STORED RECORDS ->
┌──
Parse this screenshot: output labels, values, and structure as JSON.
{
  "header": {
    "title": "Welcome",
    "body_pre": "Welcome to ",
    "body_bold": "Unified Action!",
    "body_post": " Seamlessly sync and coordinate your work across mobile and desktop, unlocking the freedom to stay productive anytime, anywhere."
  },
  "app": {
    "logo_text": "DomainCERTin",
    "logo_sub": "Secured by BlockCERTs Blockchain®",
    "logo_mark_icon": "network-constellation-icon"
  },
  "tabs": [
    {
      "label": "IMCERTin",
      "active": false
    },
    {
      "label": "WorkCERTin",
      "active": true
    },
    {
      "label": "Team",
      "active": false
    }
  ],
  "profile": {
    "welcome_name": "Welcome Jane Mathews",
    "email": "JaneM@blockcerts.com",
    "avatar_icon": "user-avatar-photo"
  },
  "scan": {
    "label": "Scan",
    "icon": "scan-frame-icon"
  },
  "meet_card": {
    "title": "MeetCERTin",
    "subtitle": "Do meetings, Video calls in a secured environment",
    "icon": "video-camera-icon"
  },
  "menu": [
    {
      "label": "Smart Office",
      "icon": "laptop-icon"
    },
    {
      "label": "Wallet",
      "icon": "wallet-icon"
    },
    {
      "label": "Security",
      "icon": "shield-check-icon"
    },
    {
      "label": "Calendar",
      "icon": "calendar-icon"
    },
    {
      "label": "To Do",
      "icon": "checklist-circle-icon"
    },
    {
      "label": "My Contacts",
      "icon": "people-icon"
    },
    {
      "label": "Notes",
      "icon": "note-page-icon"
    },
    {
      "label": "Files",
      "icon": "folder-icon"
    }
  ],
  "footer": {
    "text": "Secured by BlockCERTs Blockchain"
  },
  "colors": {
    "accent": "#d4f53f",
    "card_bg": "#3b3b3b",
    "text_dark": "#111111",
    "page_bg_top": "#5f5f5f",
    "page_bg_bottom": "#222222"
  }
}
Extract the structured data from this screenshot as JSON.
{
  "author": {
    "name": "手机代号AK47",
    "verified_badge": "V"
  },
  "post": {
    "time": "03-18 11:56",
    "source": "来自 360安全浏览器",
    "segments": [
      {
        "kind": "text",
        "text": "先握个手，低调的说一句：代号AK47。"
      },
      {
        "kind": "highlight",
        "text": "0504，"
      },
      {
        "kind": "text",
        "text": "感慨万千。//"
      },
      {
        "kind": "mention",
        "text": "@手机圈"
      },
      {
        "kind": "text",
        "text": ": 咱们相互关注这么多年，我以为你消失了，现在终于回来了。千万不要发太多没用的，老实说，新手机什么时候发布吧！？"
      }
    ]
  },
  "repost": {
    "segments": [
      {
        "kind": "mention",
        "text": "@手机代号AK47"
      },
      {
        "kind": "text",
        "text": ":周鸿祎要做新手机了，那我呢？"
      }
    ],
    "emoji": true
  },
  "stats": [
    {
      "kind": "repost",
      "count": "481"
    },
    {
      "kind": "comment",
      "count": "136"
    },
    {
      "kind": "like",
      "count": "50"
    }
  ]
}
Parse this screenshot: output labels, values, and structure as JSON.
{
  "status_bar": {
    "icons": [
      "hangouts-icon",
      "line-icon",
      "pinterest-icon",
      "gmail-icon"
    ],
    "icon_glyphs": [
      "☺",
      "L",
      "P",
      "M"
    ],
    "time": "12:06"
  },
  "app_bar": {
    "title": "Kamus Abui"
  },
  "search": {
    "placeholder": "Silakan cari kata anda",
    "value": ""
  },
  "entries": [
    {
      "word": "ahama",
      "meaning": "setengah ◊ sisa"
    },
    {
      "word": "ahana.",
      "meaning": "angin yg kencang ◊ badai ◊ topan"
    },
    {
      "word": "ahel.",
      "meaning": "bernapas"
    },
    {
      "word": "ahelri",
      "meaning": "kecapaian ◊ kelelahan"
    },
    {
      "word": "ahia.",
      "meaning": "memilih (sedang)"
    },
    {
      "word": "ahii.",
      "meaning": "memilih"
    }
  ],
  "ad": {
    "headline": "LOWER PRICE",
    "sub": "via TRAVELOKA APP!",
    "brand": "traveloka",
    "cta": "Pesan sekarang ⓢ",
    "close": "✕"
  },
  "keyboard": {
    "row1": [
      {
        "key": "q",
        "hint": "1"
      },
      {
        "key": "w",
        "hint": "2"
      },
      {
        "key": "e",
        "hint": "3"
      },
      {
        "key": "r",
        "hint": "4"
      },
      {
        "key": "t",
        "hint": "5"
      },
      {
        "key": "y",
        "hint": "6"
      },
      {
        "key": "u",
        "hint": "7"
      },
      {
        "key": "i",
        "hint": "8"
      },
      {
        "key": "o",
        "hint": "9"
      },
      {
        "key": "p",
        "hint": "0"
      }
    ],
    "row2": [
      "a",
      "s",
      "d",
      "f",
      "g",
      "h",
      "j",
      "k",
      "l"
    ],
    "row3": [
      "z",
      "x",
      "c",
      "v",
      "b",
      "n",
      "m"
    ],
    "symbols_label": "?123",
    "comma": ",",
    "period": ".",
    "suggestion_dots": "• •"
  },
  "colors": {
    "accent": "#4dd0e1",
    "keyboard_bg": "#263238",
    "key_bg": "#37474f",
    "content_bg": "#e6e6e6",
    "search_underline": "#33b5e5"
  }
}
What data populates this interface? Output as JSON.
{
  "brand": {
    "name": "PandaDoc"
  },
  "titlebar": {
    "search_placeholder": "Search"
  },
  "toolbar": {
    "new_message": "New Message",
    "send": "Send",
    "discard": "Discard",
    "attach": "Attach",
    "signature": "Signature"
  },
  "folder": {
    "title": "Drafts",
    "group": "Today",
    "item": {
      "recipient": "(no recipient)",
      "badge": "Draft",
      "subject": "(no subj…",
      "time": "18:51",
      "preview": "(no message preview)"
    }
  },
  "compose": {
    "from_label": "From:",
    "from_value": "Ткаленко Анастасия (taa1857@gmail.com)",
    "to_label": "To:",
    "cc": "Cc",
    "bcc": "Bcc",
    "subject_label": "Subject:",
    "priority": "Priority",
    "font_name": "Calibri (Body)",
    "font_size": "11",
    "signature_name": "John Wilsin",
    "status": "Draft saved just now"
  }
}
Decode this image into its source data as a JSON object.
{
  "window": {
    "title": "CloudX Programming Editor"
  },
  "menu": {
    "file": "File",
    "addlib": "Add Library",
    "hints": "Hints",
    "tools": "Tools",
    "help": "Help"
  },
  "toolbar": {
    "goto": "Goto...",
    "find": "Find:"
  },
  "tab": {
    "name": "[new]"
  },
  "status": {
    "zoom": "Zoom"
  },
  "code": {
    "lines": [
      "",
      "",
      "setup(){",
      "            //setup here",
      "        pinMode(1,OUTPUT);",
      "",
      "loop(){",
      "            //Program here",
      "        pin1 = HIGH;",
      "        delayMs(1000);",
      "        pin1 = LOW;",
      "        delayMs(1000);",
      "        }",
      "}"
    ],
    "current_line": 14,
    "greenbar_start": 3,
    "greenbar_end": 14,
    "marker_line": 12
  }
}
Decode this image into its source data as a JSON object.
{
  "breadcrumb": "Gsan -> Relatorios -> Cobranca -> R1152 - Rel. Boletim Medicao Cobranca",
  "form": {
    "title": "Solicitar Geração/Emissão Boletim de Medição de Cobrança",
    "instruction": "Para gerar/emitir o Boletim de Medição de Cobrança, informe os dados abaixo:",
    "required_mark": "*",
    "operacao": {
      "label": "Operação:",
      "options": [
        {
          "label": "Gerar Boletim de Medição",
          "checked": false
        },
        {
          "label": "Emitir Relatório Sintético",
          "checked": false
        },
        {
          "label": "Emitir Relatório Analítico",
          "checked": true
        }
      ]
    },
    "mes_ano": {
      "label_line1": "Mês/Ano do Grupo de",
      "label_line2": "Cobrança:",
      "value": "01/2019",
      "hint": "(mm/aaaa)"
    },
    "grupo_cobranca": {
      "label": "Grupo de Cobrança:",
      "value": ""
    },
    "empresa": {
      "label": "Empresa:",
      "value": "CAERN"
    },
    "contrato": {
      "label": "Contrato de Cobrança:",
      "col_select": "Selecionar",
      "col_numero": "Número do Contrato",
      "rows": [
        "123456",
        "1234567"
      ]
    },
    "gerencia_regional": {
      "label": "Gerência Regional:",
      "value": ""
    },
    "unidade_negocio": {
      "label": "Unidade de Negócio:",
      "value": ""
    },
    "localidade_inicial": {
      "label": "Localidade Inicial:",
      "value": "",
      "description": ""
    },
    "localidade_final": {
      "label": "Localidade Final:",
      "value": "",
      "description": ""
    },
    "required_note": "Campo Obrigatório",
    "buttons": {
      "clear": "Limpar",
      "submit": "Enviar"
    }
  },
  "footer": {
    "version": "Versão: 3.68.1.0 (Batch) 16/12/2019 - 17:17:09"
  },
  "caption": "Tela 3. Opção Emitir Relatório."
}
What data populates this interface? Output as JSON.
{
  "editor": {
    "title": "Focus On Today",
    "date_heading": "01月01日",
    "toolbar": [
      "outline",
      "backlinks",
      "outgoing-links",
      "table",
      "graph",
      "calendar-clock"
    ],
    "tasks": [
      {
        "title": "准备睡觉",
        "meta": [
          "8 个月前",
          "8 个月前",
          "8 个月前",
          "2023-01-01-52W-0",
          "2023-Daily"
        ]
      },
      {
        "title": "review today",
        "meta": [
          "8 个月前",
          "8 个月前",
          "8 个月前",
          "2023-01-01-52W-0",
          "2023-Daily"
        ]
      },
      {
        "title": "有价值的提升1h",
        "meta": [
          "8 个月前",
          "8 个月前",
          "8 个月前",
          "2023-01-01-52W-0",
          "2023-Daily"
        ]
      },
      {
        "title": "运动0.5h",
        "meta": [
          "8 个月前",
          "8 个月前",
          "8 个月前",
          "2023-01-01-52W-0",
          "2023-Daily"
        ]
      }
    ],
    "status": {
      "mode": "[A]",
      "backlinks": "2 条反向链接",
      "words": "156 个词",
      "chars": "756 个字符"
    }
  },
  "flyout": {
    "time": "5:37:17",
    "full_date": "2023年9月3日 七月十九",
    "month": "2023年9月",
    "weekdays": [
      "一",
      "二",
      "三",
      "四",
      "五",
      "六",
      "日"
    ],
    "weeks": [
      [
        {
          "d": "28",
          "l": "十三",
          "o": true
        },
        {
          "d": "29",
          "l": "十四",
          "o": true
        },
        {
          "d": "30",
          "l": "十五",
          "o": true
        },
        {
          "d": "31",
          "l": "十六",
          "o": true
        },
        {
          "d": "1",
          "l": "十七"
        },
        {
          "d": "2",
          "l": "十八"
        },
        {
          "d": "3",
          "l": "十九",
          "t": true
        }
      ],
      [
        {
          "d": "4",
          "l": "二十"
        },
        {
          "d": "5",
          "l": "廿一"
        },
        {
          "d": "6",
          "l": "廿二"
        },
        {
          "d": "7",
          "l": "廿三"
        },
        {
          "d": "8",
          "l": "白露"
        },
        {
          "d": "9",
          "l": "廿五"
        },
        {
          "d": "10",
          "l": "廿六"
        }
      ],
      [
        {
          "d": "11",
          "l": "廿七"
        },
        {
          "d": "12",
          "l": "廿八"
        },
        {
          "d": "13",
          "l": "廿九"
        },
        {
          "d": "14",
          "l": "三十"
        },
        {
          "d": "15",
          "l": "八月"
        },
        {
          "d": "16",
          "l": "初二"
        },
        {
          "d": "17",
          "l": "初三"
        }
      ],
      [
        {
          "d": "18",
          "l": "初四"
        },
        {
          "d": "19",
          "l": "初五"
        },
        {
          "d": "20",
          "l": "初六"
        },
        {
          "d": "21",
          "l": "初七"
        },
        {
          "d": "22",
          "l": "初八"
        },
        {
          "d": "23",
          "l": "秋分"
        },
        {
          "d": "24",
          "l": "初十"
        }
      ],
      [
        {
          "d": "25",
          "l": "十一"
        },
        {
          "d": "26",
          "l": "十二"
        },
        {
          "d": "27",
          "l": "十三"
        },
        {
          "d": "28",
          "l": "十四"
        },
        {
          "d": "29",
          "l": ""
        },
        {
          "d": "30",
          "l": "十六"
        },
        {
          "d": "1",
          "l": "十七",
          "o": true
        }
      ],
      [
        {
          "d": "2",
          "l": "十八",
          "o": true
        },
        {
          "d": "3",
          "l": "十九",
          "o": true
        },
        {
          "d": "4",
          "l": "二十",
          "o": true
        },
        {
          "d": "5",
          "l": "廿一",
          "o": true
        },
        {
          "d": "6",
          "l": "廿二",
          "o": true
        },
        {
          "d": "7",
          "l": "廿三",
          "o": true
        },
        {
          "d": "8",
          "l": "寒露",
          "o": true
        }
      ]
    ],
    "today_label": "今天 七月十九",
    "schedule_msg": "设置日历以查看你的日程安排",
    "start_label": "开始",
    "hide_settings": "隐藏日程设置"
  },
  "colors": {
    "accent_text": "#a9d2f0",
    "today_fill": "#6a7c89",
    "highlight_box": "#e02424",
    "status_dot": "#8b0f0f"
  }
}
└──
EXERCISE PROMPT -> State how many lines of the listing include "Relatório", and nothing more.

ANSWER TO THIS TASK -> 3